───── Supplied data ─────

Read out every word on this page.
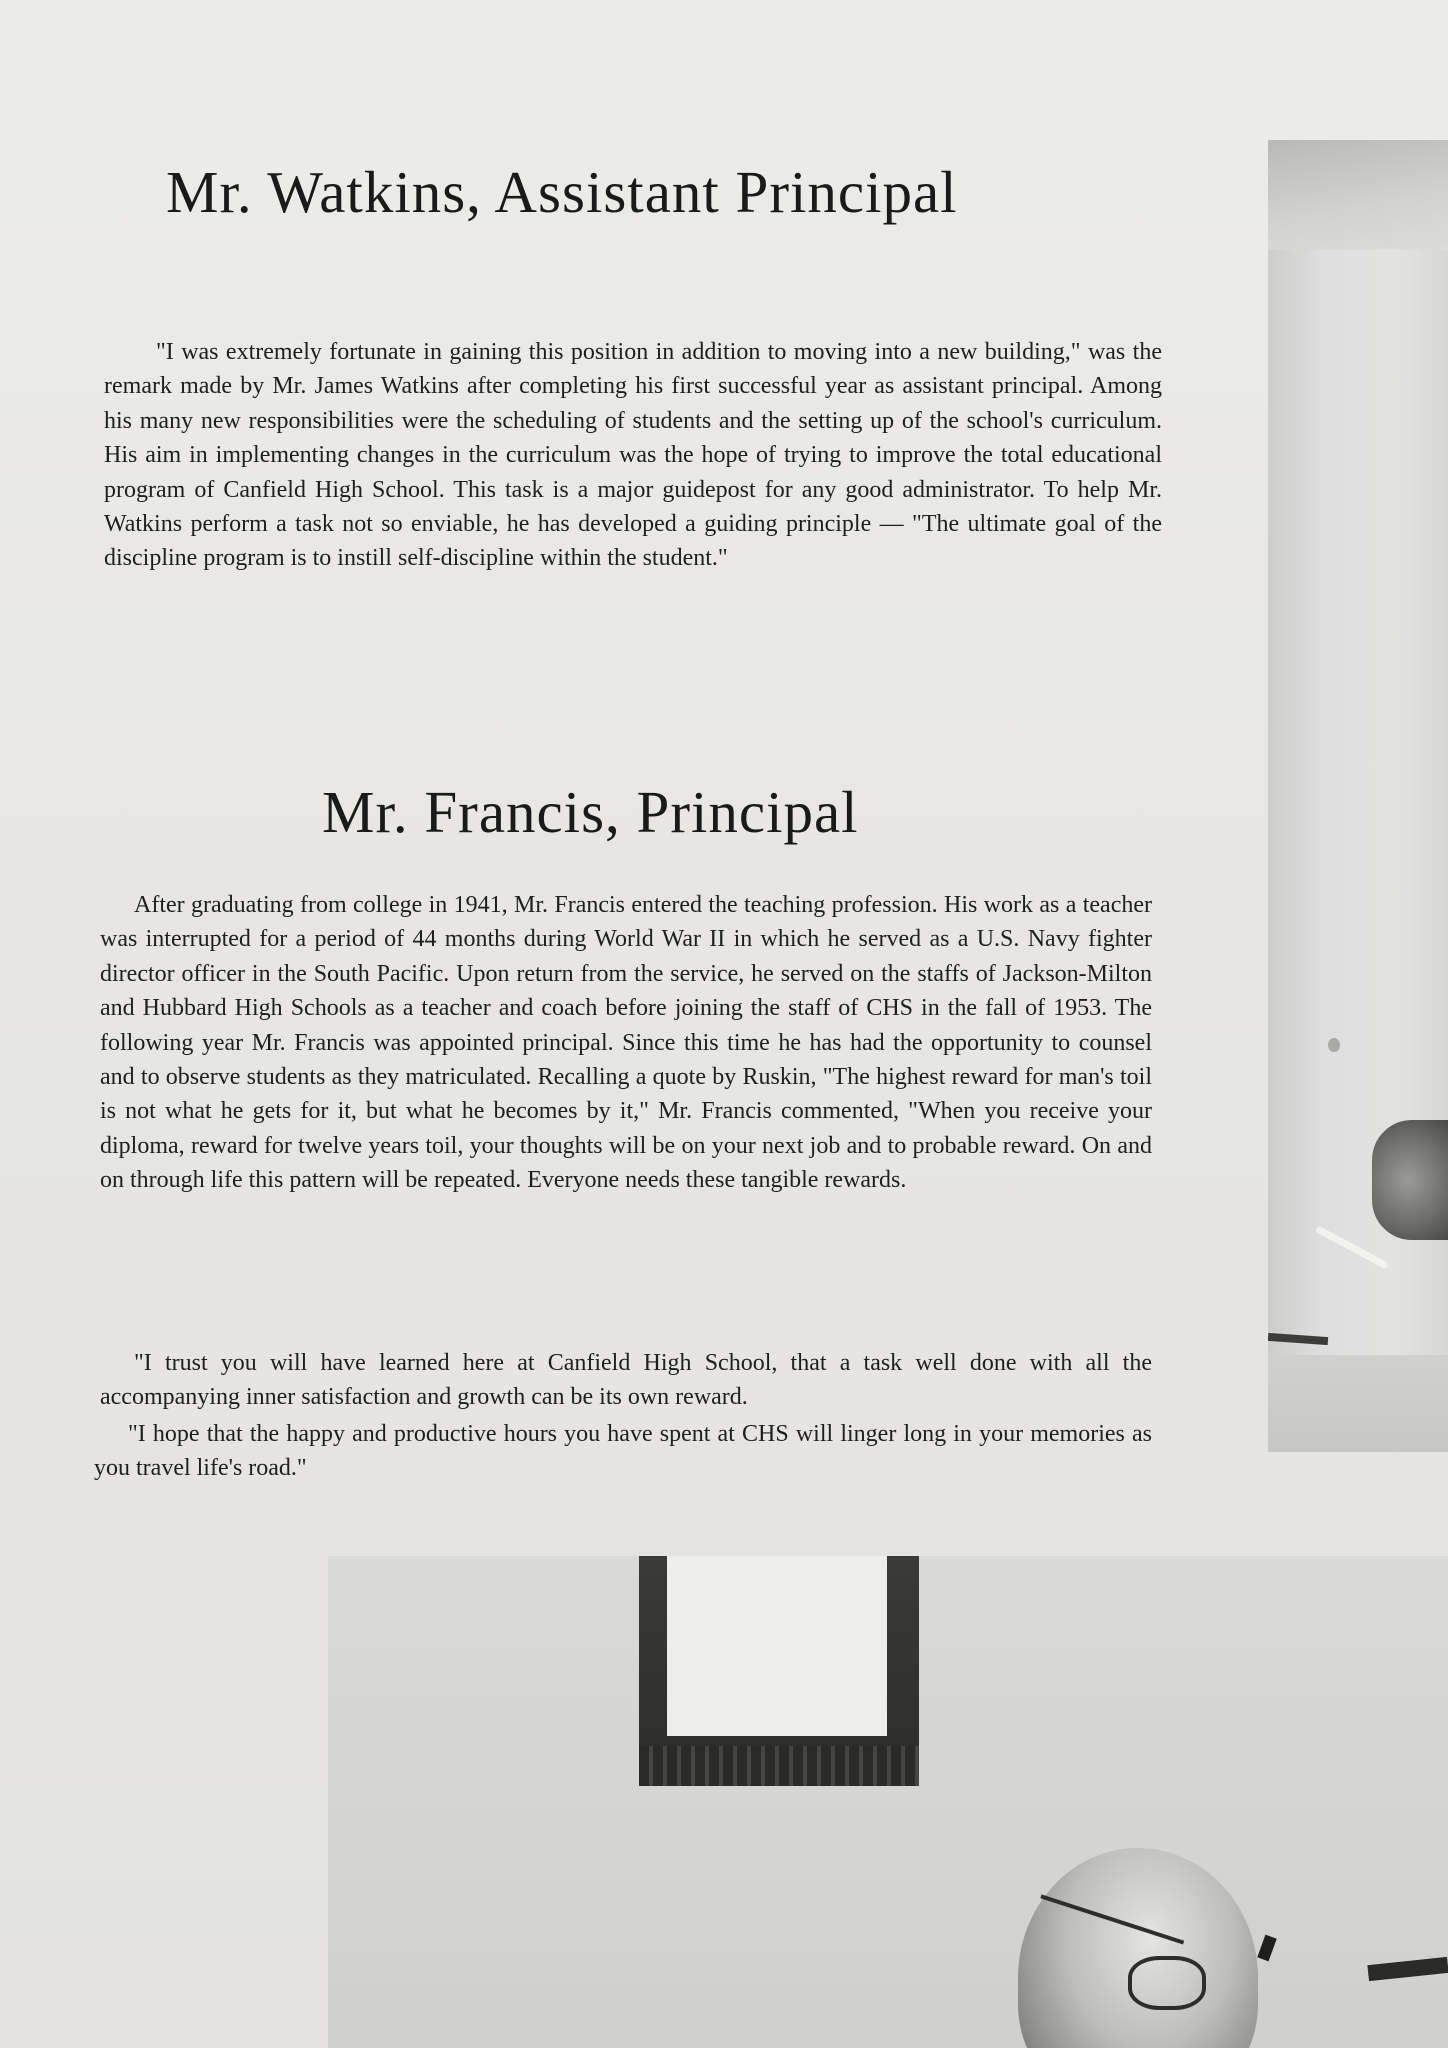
Mr. Watkins, Assistant Principal

"I was extremely fortunate in gaining this position in addition to moving into a new building," was the remark made by Mr. James Watkins after completing his first successful year as assistant principal. Among his many new responsibilities were the scheduling of students and the setting up of the school's curriculum. His aim in implementing changes in the curriculum was the hope of trying to improve the total educational program of Canfield High School. This task is a major guidepost for any good administrator. To help Mr. Watkins perform a task not so enviable, he has developed a guiding principle — "The ultimate goal of the discipline program is to instill self-discipline within the student."

Mr. Francis, Principal

After graduating from college in 1941, Mr. Francis entered the teaching profession. His work as a teacher was interrupted for a period of 44 months during World War II in which he served as a U.S. Navy fighter director officer in the South Pacific. Upon return from the service, he served on the staffs of Jackson-Milton and Hubbard High Schools as a teacher and coach before joining the staff of CHS in the fall of 1953. The following year Mr. Francis was appointed principal. Since this time he has had the opportunity to counsel and to observe students as they matriculated. Recalling a quote by Ruskin, "The highest reward for man's toil is not what he gets for it, but what he becomes by it," Mr. Francis commented, "When you receive your diploma, reward for twelve years toil, your thoughts will be on your next job and to probable reward. On and on through life this pattern will be repeated. Everyone needs these tangible rewards.

"I trust you will have learned here at Canfield High School, that a task well done with all the accompanying inner satisfaction and growth can be its own reward.

"I hope that the happy and productive hours you have spent at CHS will linger long in your memories as you travel life's road."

─────

= Work to complete =
Look through the listing above. Pick out each line with "that" and copy it.

= Solution to this exercise =
"I trust you will have learned here at Canfield High School, that a task well done with all the accompanying inner satisfaction and growth can be its own reward.
"I hope that the happy and productive hours you have spent at CHS will linger long in your memories as you travel life's road."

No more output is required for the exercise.